___ THE INPUT ___
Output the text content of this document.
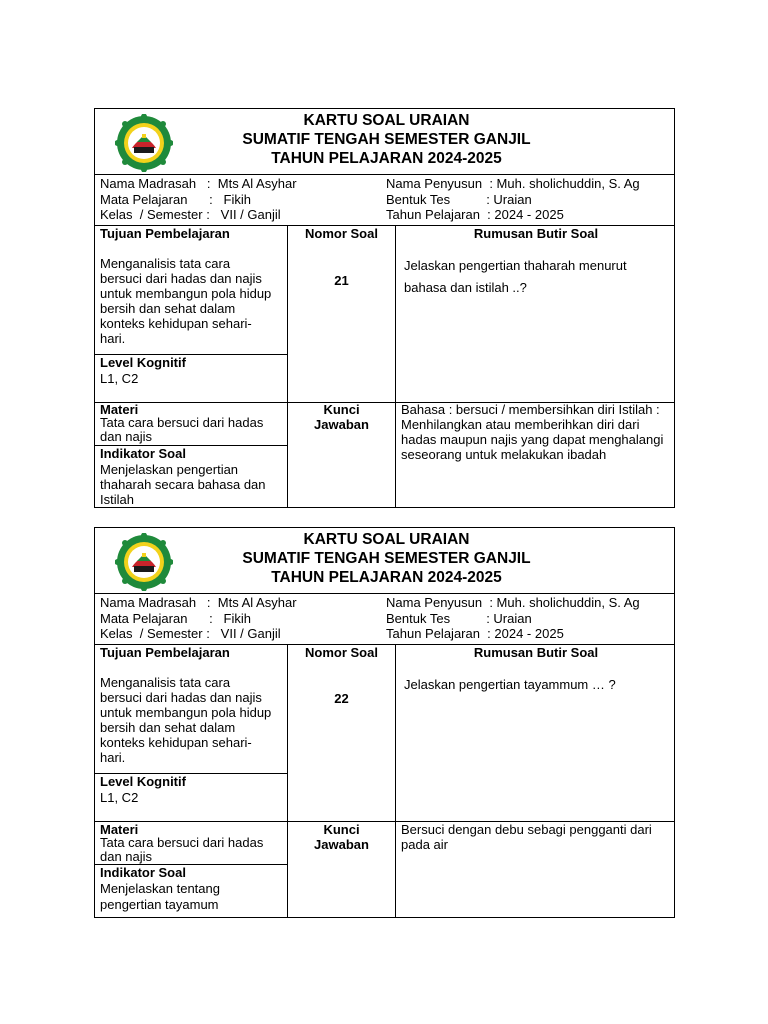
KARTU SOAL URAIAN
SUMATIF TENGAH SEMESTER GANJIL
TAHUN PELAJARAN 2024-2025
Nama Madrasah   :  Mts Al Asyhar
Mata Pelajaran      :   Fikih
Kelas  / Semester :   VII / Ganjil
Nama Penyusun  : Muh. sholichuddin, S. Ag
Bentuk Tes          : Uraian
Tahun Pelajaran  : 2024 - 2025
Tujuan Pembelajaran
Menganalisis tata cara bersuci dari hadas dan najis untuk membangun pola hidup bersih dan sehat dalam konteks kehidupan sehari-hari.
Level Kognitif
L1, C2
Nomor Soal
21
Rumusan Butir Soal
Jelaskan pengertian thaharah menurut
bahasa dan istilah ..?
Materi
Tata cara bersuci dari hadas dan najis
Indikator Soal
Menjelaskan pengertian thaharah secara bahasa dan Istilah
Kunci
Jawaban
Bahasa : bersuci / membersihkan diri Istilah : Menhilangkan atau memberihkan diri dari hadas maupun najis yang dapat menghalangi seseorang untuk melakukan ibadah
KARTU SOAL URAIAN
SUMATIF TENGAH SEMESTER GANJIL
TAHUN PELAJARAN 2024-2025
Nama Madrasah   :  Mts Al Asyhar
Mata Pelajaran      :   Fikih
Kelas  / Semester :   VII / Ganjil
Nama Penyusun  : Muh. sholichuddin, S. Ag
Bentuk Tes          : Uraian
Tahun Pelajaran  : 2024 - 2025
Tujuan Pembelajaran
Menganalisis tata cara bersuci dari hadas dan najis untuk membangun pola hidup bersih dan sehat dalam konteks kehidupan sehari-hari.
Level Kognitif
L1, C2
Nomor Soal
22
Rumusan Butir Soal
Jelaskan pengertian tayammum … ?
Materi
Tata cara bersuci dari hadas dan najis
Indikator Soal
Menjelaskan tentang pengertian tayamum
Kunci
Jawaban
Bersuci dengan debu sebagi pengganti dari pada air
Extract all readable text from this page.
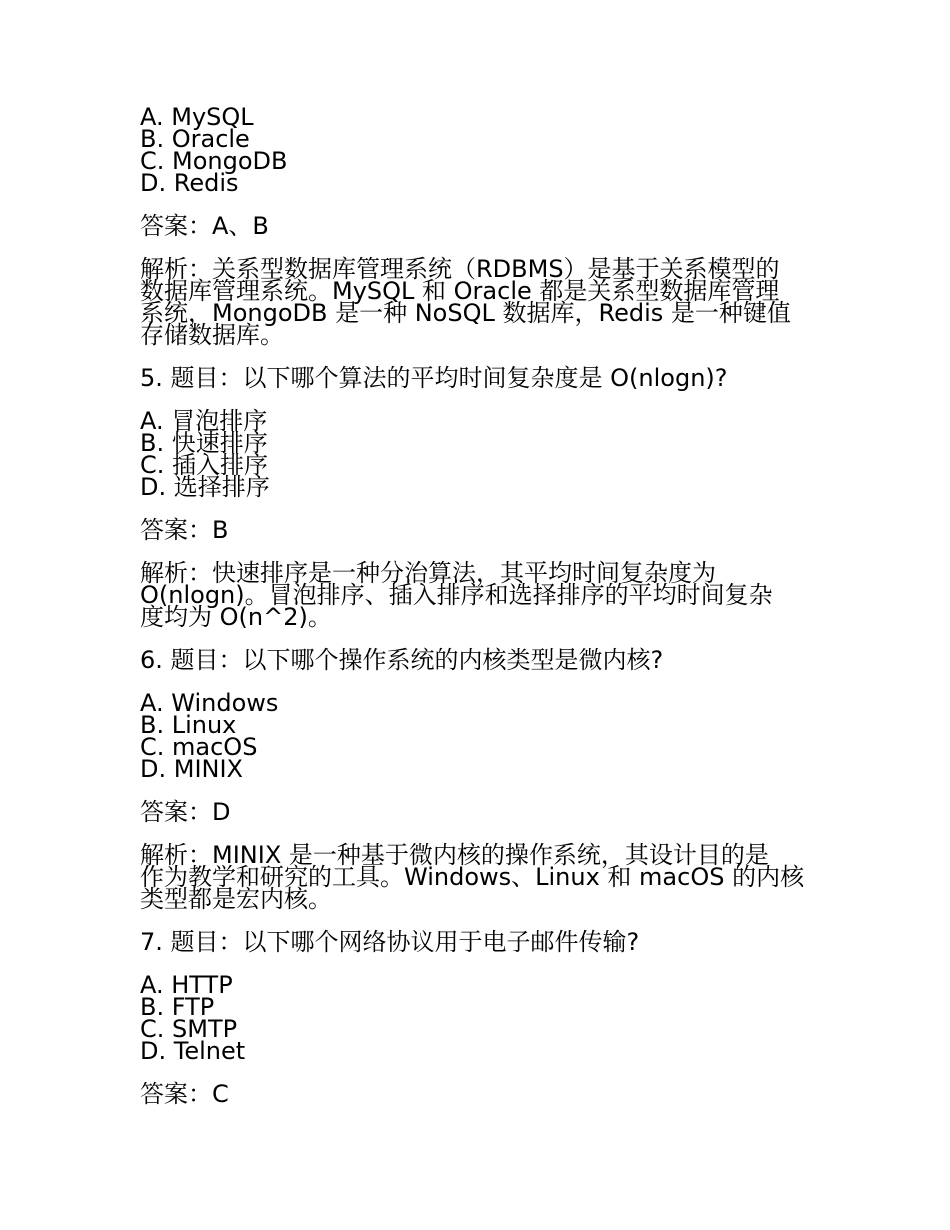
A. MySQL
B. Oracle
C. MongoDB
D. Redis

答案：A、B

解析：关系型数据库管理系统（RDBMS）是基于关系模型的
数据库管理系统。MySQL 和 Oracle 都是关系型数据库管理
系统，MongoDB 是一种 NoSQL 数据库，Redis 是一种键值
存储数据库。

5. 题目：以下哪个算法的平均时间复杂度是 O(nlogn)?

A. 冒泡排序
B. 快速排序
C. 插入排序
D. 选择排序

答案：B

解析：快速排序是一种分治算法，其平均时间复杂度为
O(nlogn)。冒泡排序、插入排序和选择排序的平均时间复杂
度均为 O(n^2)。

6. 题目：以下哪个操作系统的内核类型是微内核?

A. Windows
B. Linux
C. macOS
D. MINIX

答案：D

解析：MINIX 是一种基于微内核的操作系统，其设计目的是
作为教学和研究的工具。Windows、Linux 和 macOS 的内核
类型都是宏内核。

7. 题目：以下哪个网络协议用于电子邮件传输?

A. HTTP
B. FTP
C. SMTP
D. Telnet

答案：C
___
The lines to repeat run from the line containing "Extract all readable text from this page." through the last line of the material above; give them exactly, without the pictures.

» RESULT FOR THIS EXERCISE
Extract all readable text from this page.
A. MySQL
B. Oracle
C. MongoDB
D. Redis

答案：A、B

解析：关系型数据库管理系统（RDBMS）是基于关系模型的
数据库管理系统。MySQL 和 Oracle 都是关系型数据库管理
系统，MongoDB 是一种 NoSQL 数据库，Redis 是一种键值
存储数据库。

5. 题目：以下哪个算法的平均时间复杂度是 O(nlogn)?

A. 冒泡排序
B. 快速排序
C. 插入排序
D. 选择排序

答案：B

解析：快速排序是一种分治算法，其平均时间复杂度为
O(nlogn)。冒泡排序、插入排序和选择排序的平均时间复杂
度均为 O(n^2)。

6. 题目：以下哪个操作系统的内核类型是微内核?

A. Windows
B. Linux
C. macOS
D. MINIX

答案：D

解析：MINIX 是一种基于微内核的操作系统，其设计目的是
作为教学和研究的工具。Windows、Linux 和 macOS 的内核
类型都是宏内核。

7. 题目：以下哪个网络协议用于电子邮件传输?

A. HTTP
B. FTP
C. SMTP
D. Telnet

答案：C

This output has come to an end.